DESCRIPTION OF THE TASK: The records below must be copied in full; omit the images.

RECORDS TO USE:
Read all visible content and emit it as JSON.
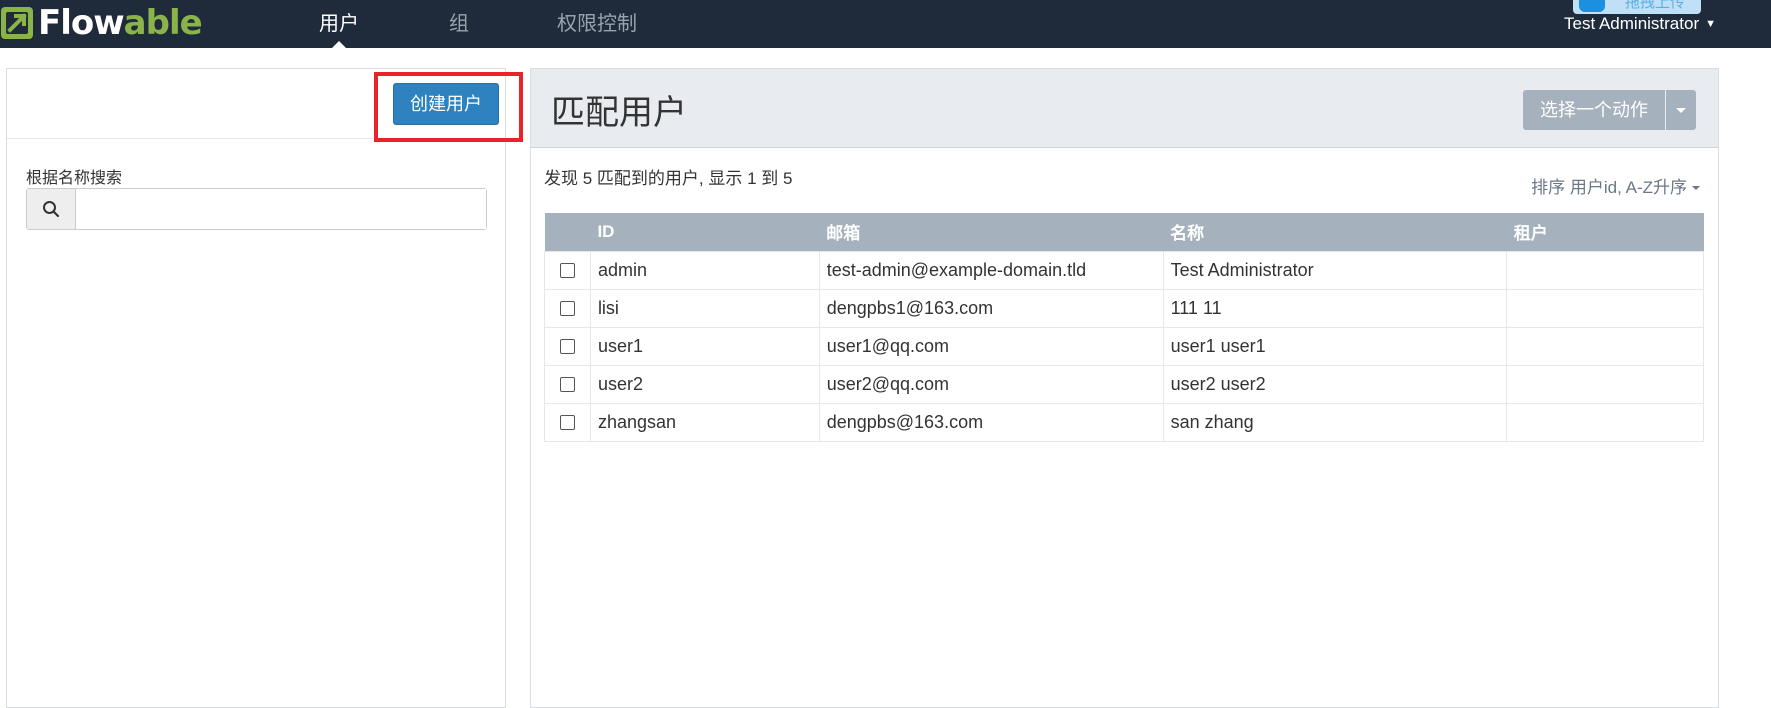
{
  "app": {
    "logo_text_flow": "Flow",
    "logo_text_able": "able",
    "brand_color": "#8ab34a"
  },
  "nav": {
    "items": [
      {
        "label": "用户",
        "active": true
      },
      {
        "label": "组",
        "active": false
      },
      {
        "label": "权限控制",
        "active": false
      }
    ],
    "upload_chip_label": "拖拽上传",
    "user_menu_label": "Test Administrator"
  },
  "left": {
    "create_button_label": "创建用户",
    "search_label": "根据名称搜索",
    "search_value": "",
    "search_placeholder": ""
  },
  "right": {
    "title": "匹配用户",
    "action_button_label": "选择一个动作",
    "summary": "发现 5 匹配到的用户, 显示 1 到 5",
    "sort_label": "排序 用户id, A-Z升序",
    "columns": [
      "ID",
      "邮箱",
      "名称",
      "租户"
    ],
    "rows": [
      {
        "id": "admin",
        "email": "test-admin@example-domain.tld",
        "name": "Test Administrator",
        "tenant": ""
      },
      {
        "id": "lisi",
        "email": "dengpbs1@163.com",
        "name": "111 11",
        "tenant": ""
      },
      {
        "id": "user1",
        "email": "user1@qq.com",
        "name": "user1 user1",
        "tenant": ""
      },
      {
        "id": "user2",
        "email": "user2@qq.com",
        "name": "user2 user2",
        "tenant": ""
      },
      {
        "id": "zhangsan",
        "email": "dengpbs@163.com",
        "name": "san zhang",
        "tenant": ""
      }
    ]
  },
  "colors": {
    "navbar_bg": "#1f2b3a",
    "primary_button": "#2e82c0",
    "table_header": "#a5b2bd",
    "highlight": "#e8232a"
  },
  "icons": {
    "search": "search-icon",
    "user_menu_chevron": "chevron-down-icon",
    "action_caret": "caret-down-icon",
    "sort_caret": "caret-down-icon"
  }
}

FULL RESPONSE:
Read all visible content and emit it as JSON.
{
  "app": {
    "logo_text_flow": "Flow",
    "logo_text_able": "able",
    "brand_color": "#8ab34a"
  },
  "nav": {
    "items": [
      {
        "label": "用户",
        "active": true
      },
      {
        "label": "组",
        "active": false
      },
      {
        "label": "权限控制",
        "active": false
      }
    ],
    "upload_chip_label": "拖拽上传",
    "user_menu_label": "Test Administrator"
  },
  "left": {
    "create_button_label": "创建用户",
    "search_label": "根据名称搜索",
    "search_value": "",
    "search_placeholder": ""
  },
  "right": {
    "title": "匹配用户",
    "action_button_label": "选择一个动作",
    "summary": "发现 5 匹配到的用户, 显示 1 到 5",
    "sort_label": "排序 用户id, A-Z升序",
    "columns": [
      "ID",
      "邮箱",
      "名称",
      "租户"
    ],
    "rows": [
      {
        "id": "admin",
        "email": "test-admin@example-domain.tld",
        "name": "Test Administrator",
        "tenant": ""
      },
      {
        "id": "lisi",
        "email": "dengpbs1@163.com",
        "name": "111 11",
        "tenant": ""
      },
      {
        "id": "user1",
        "email": "user1@qq.com",
        "name": "user1 user1",
        "tenant": ""
      },
      {
        "id": "user2",
        "email": "user2@qq.com",
        "name": "user2 user2",
        "tenant": ""
      },
      {
        "id": "zhangsan",
        "email": "dengpbs@163.com",
        "name": "san zhang",
        "tenant": ""
      }
    ]
  },
  "colors": {
    "navbar_bg": "#1f2b3a",
    "primary_button": "#2e82c0",
    "table_header": "#a5b2bd",
    "highlight": "#e8232a"
  },
  "icons": {
    "search": "search-icon",
    "user_menu_chevron": "chevron-down-icon",
    "action_caret": "caret-down-icon",
    "sort_caret": "caret-down-icon"
  }
}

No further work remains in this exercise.